• _PROBLEM TO WORK ON_
Images embedded in the records are excluded; print everything else exactly as given.

• _PROVIDED DATA_

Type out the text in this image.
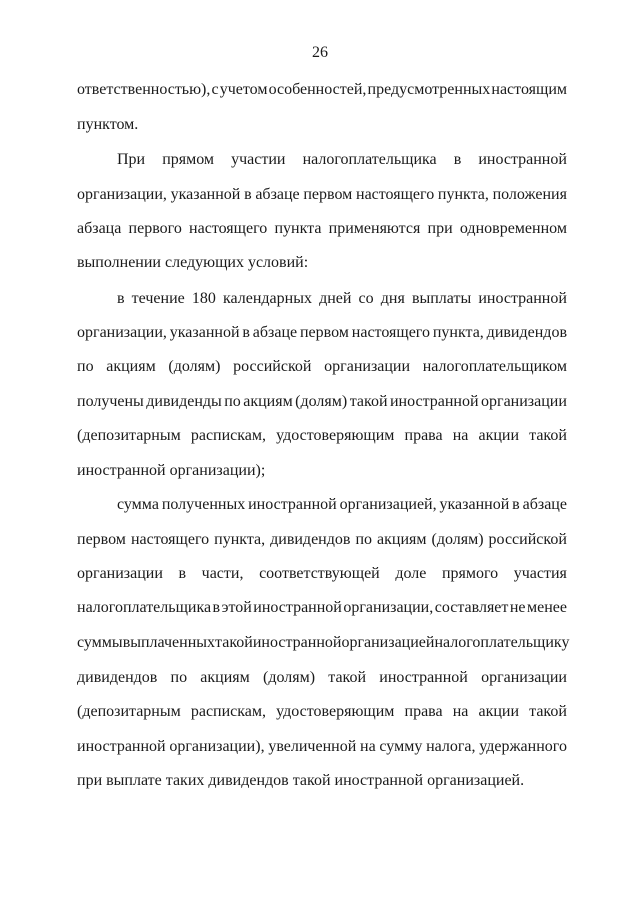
26
ответственностью), с учетом особенностей, предусмотренных настоящим
пунктом.
При прямом участии налогоплательщика в иностранной
организации, указанной в абзаце первом настоящего пункта, положения
абзаца первого настоящего пункта применяются при одновременном
выполнении следующих условий:
в течение 180 календарных дней со дня выплаты иностранной
организации, указанной в абзаце первом настоящего пункта, дивидендов
по акциям (долям) российской организации налогоплательщиком
получены дивиденды по акциям (долям) такой иностранной организации
(депозитарным распискам, удостоверяющим права на акции такой
иностранной организации);
сумма полученных иностранной организацией, указанной в абзаце
первом настоящего пункта, дивидендов по акциям (долям) российской
организации в части, соответствующей доле прямого участия
налогоплательщика в этой иностранной организации, составляет не менее
суммы выплаченных такой иностранной организацией налогоплательщику
дивидендов по акциям (долям) такой иностранной организации
(депозитарным распискам, удостоверяющим права на акции такой
иностранной организации), увеличенной на сумму налога, удержанного
при выплате таких дивидендов такой иностранной организацией.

• _ANSWER FOR THIS EXERCISE_
Type out the text in this image.
26
ответственностью), с учетом особенностей, предусмотренных настоящим
пунктом.
При прямом участии налогоплательщика в иностранной
организации, указанной в абзаце первом настоящего пункта, положения
абзаца первого настоящего пункта применяются при одновременном
выполнении следующих условий:
в течение 180 календарных дней со дня выплаты иностранной
организации, указанной в абзаце первом настоящего пункта, дивидендов
по акциям (долям) российской организации налогоплательщиком
получены дивиденды по акциям (долям) такой иностранной организации
(депозитарным распискам, удостоверяющим права на акции такой
иностранной организации);
сумма полученных иностранной организацией, указанной в абзаце
первом настоящего пункта, дивидендов по акциям (долям) российской
организации в части, соответствующей доле прямого участия
налогоплательщика в этой иностранной организации, составляет не менее
суммы выплаченных такой иностранной организацией налогоплательщику
дивидендов по акциям (долям) такой иностранной организации
(депозитарным распискам, удостоверяющим права на акции такой
иностранной организации), увеличенной на сумму налога, удержанного
при выплате таких дивидендов такой иностранной организацией.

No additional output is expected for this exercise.